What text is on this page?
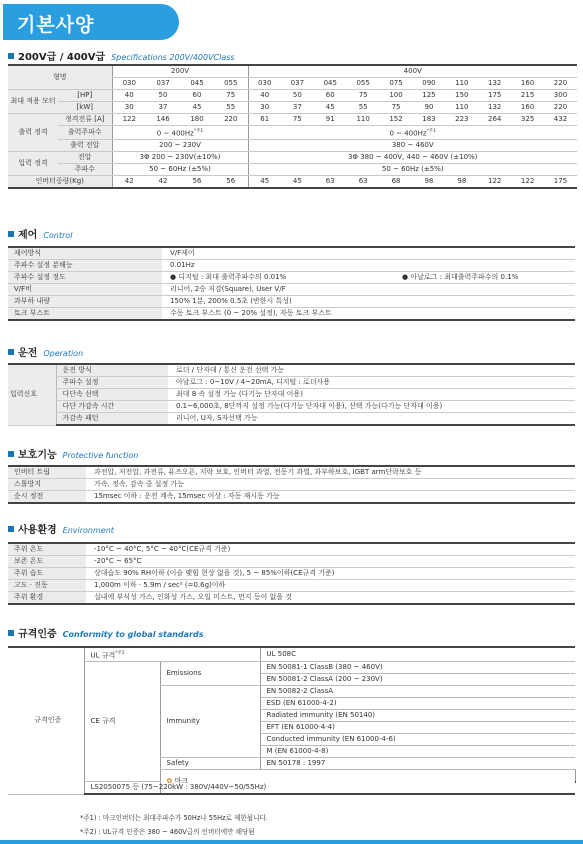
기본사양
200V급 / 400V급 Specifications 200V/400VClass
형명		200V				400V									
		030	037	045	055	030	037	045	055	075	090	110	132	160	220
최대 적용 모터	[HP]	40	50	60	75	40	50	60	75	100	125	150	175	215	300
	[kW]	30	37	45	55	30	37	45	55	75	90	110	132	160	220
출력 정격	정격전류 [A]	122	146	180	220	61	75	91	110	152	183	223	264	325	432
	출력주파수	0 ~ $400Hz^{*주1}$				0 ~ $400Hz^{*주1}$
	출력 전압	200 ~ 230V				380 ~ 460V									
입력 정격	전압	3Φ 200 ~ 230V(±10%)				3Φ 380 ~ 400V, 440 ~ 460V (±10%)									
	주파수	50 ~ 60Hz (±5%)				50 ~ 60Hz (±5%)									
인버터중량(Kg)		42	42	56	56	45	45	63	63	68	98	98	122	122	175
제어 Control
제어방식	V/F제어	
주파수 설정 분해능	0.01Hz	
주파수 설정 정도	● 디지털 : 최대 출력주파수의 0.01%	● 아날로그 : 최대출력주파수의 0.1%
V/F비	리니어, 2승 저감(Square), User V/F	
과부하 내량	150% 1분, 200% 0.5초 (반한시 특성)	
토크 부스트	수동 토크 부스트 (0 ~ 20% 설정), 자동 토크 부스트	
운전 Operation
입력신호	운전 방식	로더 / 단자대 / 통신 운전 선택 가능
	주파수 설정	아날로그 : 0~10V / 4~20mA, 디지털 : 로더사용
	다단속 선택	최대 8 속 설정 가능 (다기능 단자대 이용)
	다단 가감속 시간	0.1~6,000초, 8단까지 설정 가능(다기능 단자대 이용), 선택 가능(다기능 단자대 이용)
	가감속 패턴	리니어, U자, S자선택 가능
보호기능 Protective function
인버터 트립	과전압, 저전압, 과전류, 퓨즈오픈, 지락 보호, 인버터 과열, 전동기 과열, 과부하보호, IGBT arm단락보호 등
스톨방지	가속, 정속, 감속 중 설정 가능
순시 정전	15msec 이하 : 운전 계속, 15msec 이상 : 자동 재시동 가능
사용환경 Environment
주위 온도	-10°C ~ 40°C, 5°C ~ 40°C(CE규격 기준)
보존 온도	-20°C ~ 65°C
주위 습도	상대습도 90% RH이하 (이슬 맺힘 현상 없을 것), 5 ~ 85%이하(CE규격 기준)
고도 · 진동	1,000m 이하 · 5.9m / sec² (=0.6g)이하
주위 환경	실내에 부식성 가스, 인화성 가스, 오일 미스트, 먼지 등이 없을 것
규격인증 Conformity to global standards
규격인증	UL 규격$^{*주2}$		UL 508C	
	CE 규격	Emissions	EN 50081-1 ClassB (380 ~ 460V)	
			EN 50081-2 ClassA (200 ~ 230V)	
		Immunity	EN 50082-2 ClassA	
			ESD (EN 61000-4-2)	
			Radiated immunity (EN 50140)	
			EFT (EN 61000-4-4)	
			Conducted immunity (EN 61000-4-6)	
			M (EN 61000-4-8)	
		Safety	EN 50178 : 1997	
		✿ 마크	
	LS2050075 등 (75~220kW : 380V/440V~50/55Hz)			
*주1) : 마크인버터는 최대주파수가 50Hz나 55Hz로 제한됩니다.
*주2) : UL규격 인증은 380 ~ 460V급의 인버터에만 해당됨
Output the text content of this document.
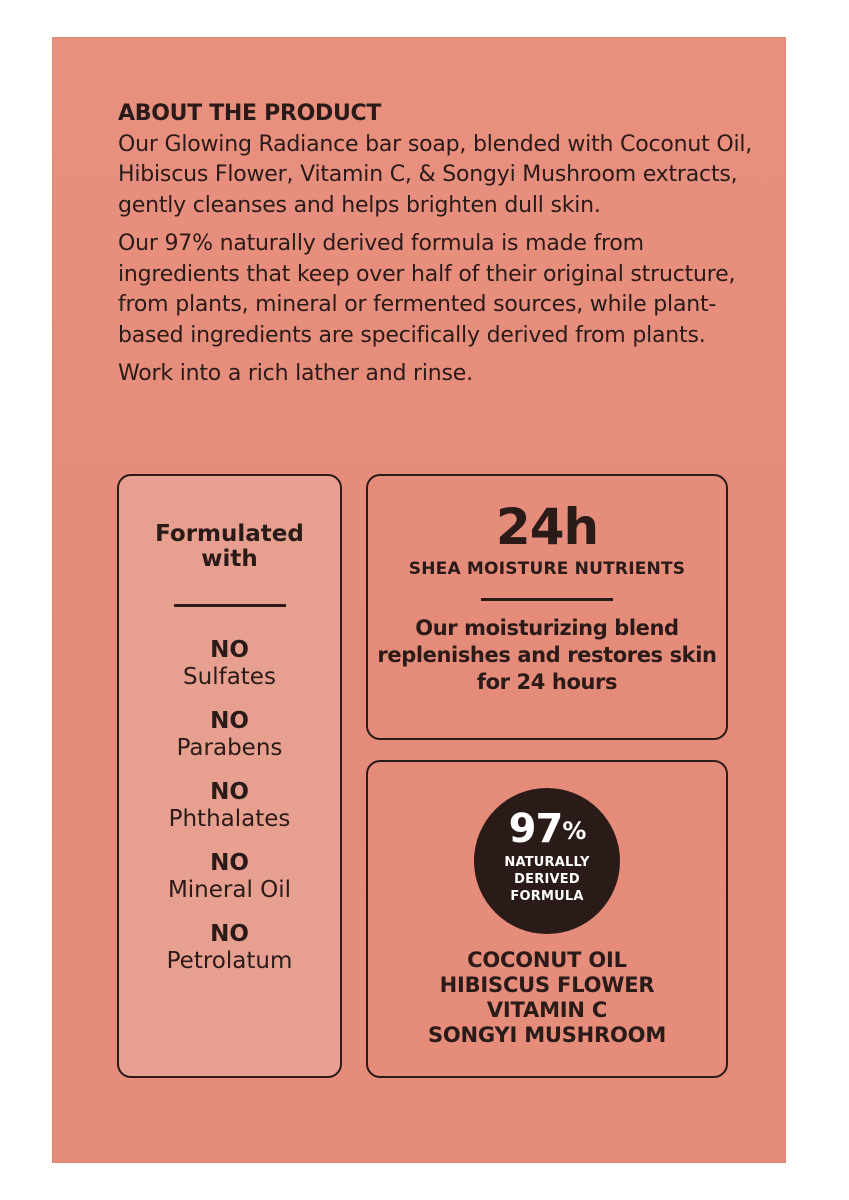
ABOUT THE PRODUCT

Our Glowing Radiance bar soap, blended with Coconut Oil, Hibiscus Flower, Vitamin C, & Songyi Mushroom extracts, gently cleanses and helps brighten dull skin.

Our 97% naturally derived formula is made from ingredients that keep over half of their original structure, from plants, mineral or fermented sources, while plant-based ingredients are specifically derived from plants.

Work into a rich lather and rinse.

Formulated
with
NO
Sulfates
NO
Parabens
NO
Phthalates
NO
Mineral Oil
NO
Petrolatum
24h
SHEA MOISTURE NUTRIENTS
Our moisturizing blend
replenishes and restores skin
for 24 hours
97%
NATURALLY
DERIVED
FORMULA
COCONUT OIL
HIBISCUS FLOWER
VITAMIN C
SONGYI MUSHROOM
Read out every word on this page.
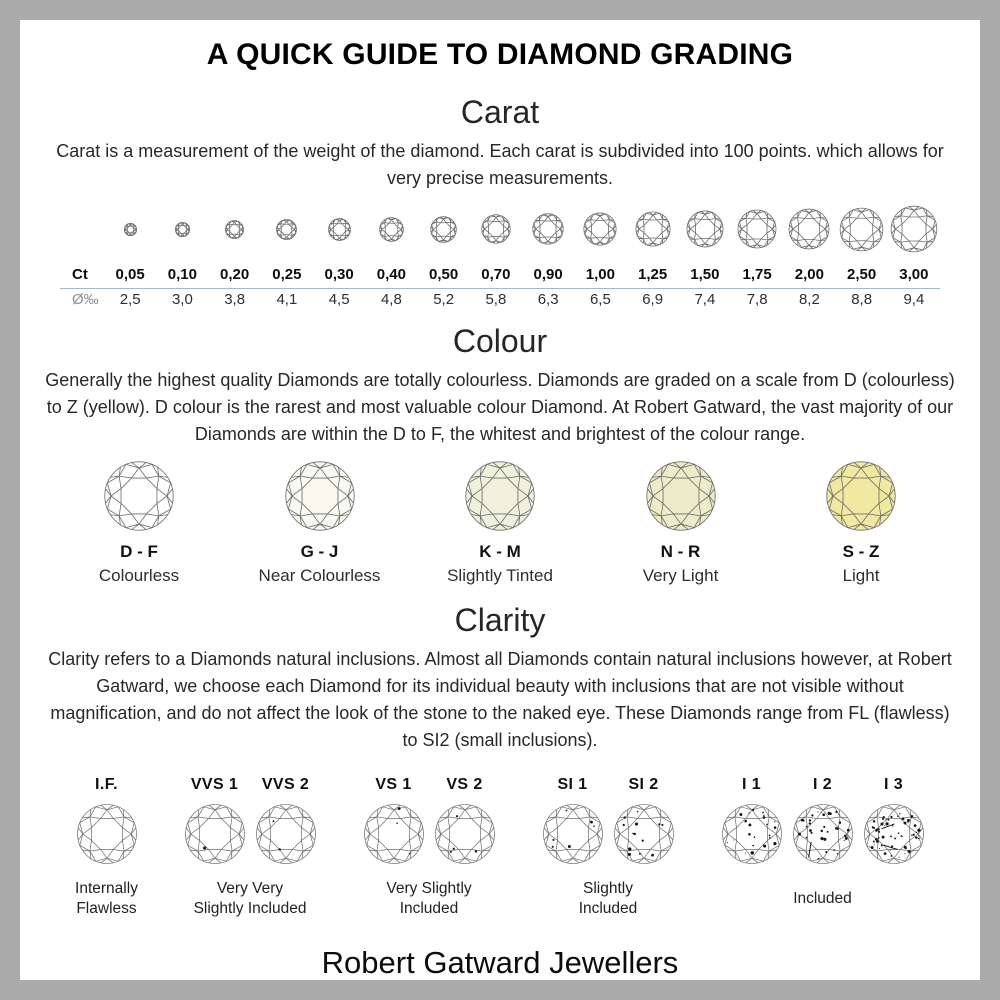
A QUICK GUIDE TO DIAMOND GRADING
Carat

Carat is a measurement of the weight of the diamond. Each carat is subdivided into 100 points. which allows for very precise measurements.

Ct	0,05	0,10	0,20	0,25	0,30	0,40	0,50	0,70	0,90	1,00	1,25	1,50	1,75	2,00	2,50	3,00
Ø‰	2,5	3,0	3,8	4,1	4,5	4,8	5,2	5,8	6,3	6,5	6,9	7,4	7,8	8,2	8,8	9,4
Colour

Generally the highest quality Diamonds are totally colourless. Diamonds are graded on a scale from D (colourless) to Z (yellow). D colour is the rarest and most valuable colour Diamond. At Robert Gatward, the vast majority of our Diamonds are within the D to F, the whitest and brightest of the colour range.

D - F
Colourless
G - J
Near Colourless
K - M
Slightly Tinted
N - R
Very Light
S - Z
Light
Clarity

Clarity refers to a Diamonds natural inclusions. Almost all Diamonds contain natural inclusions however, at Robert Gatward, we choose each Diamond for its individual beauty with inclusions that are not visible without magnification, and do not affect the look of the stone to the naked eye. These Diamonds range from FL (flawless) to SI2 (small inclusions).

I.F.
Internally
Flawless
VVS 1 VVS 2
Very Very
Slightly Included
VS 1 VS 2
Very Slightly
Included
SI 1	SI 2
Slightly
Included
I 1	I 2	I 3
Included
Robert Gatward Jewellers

▬▬▬▬▬▬

Aim of the exercise: Quote the material above exactly, from the line holding "Read out every word on this page." through its last line, including both. Omit the pictures.

Answer to the exercise:
Read out every word on this page.
A QUICK GUIDE TO DIAMOND GRADING
Carat

Carat is a measurement of the weight of the diamond. Each carat is subdivided into 100 points. which allows for very precise measurements.

Ct	0,05	0,10	0,20	0,25	0,30	0,40	0,50	0,70	0,90	1,00	1,25	1,50	1,75	2,00	2,50	3,00
Ø‰	2,5	3,0	3,8	4,1	4,5	4,8	5,2	5,8	6,3	6,5	6,9	7,4	7,8	8,2	8,8	9,4
Colour

Generally the highest quality Diamonds are totally colourless. Diamonds are graded on a scale from D (colourless) to Z (yellow). D colour is the rarest and most valuable colour Diamond. At Robert Gatward, the vast majority of our Diamonds are within the D to F, the whitest and brightest of the colour range.

D - F
Colourless
G - J
Near Colourless
K - M
Slightly Tinted
N - R
Very Light
S - Z
Light
Clarity

Clarity refers to a Diamonds natural inclusions. Almost all Diamonds contain natural inclusions however, at Robert Gatward, we choose each Diamond for its individual beauty with inclusions that are not visible without magnification, and do not affect the look of the stone to the naked eye. These Diamonds range from FL (flawless) to SI2 (small inclusions).

I.F.
Internally
Flawless
VVS 1 VVS 2
Very Very
Slightly Included
VS 1 VS 2
Very Slightly
Included
SI 1	SI 2
Slightly
Included
I 1	I 2	I 3
Included
Robert Gatward Jewellers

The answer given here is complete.